▸ **CHALLENGE**
From the listing below, extract each entry exactly as written, minus the images.

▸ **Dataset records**
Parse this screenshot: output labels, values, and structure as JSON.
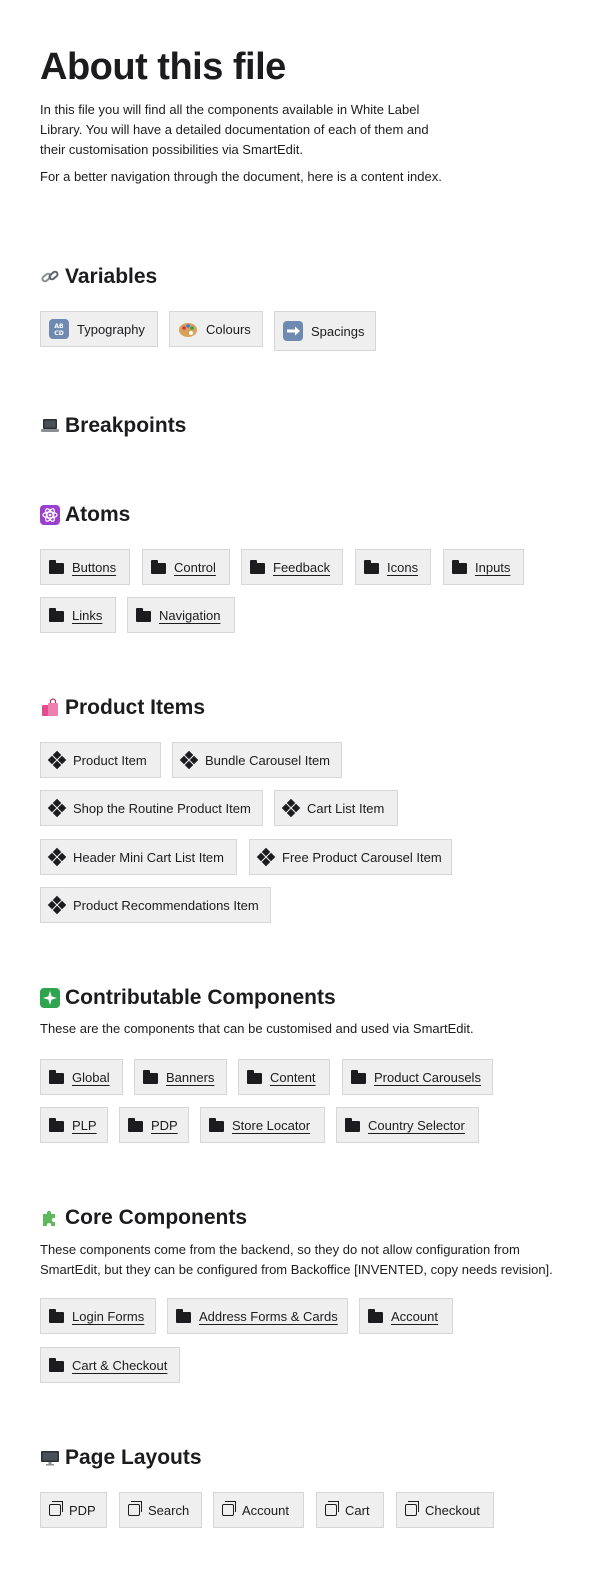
{
  "title": "About this file",
  "intro": [
    "In this file you will find all the components available in White Label Library. You will have a detailed documentation of each of them and their customisation possibilities via SmartEdit.",
    "For a better navigation through the document, here is a content index."
  ],
  "sections": {
    "variables": {
      "title": "Variables",
      "icon": "link-icon",
      "items": [
        {
          "label": "Typography",
          "icon": "abcd-icon"
        },
        {
          "label": "Colours",
          "icon": "palette-icon"
        },
        {
          "label": "Spacings",
          "icon": "right-arrow-icon"
        }
      ]
    },
    "breakpoints": {
      "title": "Breakpoints",
      "icon": "laptop-icon"
    },
    "atoms": {
      "title": "Atoms",
      "icon": "atom-icon",
      "items": [
        {
          "label": "Buttons",
          "icon": "folder-icon"
        },
        {
          "label": "Control",
          "icon": "folder-icon"
        },
        {
          "label": "Feedback",
          "icon": "folder-icon"
        },
        {
          "label": "Icons",
          "icon": "folder-icon"
        },
        {
          "label": "Inputs",
          "icon": "folder-icon"
        },
        {
          "label": "Links",
          "icon": "folder-icon"
        },
        {
          "label": "Navigation",
          "icon": "folder-icon"
        }
      ]
    },
    "product_items": {
      "title": "Product Items",
      "icon": "shopping-bags-icon",
      "items": [
        {
          "label": "Product Item",
          "icon": "component-icon"
        },
        {
          "label": "Bundle Carousel Item",
          "icon": "component-icon"
        },
        {
          "label": "Shop the Routine Product Item",
          "icon": "component-icon"
        },
        {
          "label": "Cart List Item",
          "icon": "component-icon"
        },
        {
          "label": "Header Mini Cart List Item",
          "icon": "component-icon"
        },
        {
          "label": "Free Product Carousel Item",
          "icon": "component-icon"
        },
        {
          "label": "Product Recommendations Item",
          "icon": "component-icon"
        }
      ]
    },
    "contributable": {
      "title": "Contributable Components",
      "icon": "sparkles-icon",
      "description": "These are the components that can be customised and used via SmartEdit.",
      "items": [
        {
          "label": "Global",
          "icon": "folder-icon"
        },
        {
          "label": "Banners",
          "icon": "folder-icon"
        },
        {
          "label": "Content",
          "icon": "folder-icon"
        },
        {
          "label": "Product Carousels",
          "icon": "folder-icon"
        },
        {
          "label": "PLP",
          "icon": "folder-icon"
        },
        {
          "label": "PDP",
          "icon": "folder-icon"
        },
        {
          "label": "Store Locator",
          "icon": "folder-icon"
        },
        {
          "label": "Country Selector",
          "icon": "folder-icon"
        }
      ]
    },
    "core": {
      "title": "Core Components",
      "icon": "puzzle-icon",
      "description": "These components come from the backend, so they do not allow configuration from SmartEdit, but they can be configured from Backoffice [INVENTED, copy needs revision].",
      "items": [
        {
          "label": "Login Forms",
          "icon": "folder-icon"
        },
        {
          "label": "Address Forms & Cards",
          "icon": "folder-icon"
        },
        {
          "label": "Account",
          "icon": "folder-icon"
        },
        {
          "label": "Cart & Checkout",
          "icon": "folder-icon"
        }
      ]
    },
    "page_layouts": {
      "title": "Page Layouts",
      "icon": "desktop-icon",
      "items": [
        {
          "label": "PDP",
          "icon": "page-icon"
        },
        {
          "label": "Search",
          "icon": "page-icon"
        },
        {
          "label": "Account",
          "icon": "page-icon"
        },
        {
          "label": "Cart",
          "icon": "page-icon"
        },
        {
          "label": "Checkout",
          "icon": "page-icon"
        }
      ]
    }
  }
}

▸ **RESPONSE TO THIS EXERCISE**
Parse this screenshot: output labels, values, and structure as JSON.
{
  "title": "About this file",
  "intro": [
    "In this file you will find all the components available in White Label Library. You will have a detailed documentation of each of them and their customisation possibilities via SmartEdit.",
    "For a better navigation through the document, here is a content index."
  ],
  "sections": {
    "variables": {
      "title": "Variables",
      "icon": "link-icon",
      "items": [
        {
          "label": "Typography",
          "icon": "abcd-icon"
        },
        {
          "label": "Colours",
          "icon": "palette-icon"
        },
        {
          "label": "Spacings",
          "icon": "right-arrow-icon"
        }
      ]
    },
    "breakpoints": {
      "title": "Breakpoints",
      "icon": "laptop-icon"
    },
    "atoms": {
      "title": "Atoms",
      "icon": "atom-icon",
      "items": [
        {
          "label": "Buttons",
          "icon": "folder-icon"
        },
        {
          "label": "Control",
          "icon": "folder-icon"
        },
        {
          "label": "Feedback",
          "icon": "folder-icon"
        },
        {
          "label": "Icons",
          "icon": "folder-icon"
        },
        {
          "label": "Inputs",
          "icon": "folder-icon"
        },
        {
          "label": "Links",
          "icon": "folder-icon"
        },
        {
          "label": "Navigation",
          "icon": "folder-icon"
        }
      ]
    },
    "product_items": {
      "title": "Product Items",
      "icon": "shopping-bags-icon",
      "items": [
        {
          "label": "Product Item",
          "icon": "component-icon"
        },
        {
          "label": "Bundle Carousel Item",
          "icon": "component-icon"
        },
        {
          "label": "Shop the Routine Product Item",
          "icon": "component-icon"
        },
        {
          "label": "Cart List Item",
          "icon": "component-icon"
        },
        {
          "label": "Header Mini Cart List Item",
          "icon": "component-icon"
        },
        {
          "label": "Free Product Carousel Item",
          "icon": "component-icon"
        },
        {
          "label": "Product Recommendations Item",
          "icon": "component-icon"
        }
      ]
    },
    "contributable": {
      "title": "Contributable Components",
      "icon": "sparkles-icon",
      "description": "These are the components that can be customised and used via SmartEdit.",
      "items": [
        {
          "label": "Global",
          "icon": "folder-icon"
        },
        {
          "label": "Banners",
          "icon": "folder-icon"
        },
        {
          "label": "Content",
          "icon": "folder-icon"
        },
        {
          "label": "Product Carousels",
          "icon": "folder-icon"
        },
        {
          "label": "PLP",
          "icon": "folder-icon"
        },
        {
          "label": "PDP",
          "icon": "folder-icon"
        },
        {
          "label": "Store Locator",
          "icon": "folder-icon"
        },
        {
          "label": "Country Selector",
          "icon": "folder-icon"
        }
      ]
    },
    "core": {
      "title": "Core Components",
      "icon": "puzzle-icon",
      "description": "These components come from the backend, so they do not allow configuration from SmartEdit, but they can be configured from Backoffice [INVENTED, copy needs revision].",
      "items": [
        {
          "label": "Login Forms",
          "icon": "folder-icon"
        },
        {
          "label": "Address Forms & Cards",
          "icon": "folder-icon"
        },
        {
          "label": "Account",
          "icon": "folder-icon"
        },
        {
          "label": "Cart & Checkout",
          "icon": "folder-icon"
        }
      ]
    },
    "page_layouts": {
      "title": "Page Layouts",
      "icon": "desktop-icon",
      "items": [
        {
          "label": "PDP",
          "icon": "page-icon"
        },
        {
          "label": "Search",
          "icon": "page-icon"
        },
        {
          "label": "Account",
          "icon": "page-icon"
        },
        {
          "label": "Cart",
          "icon": "page-icon"
        },
        {
          "label": "Checkout",
          "icon": "page-icon"
        }
      ]
    }
  }
}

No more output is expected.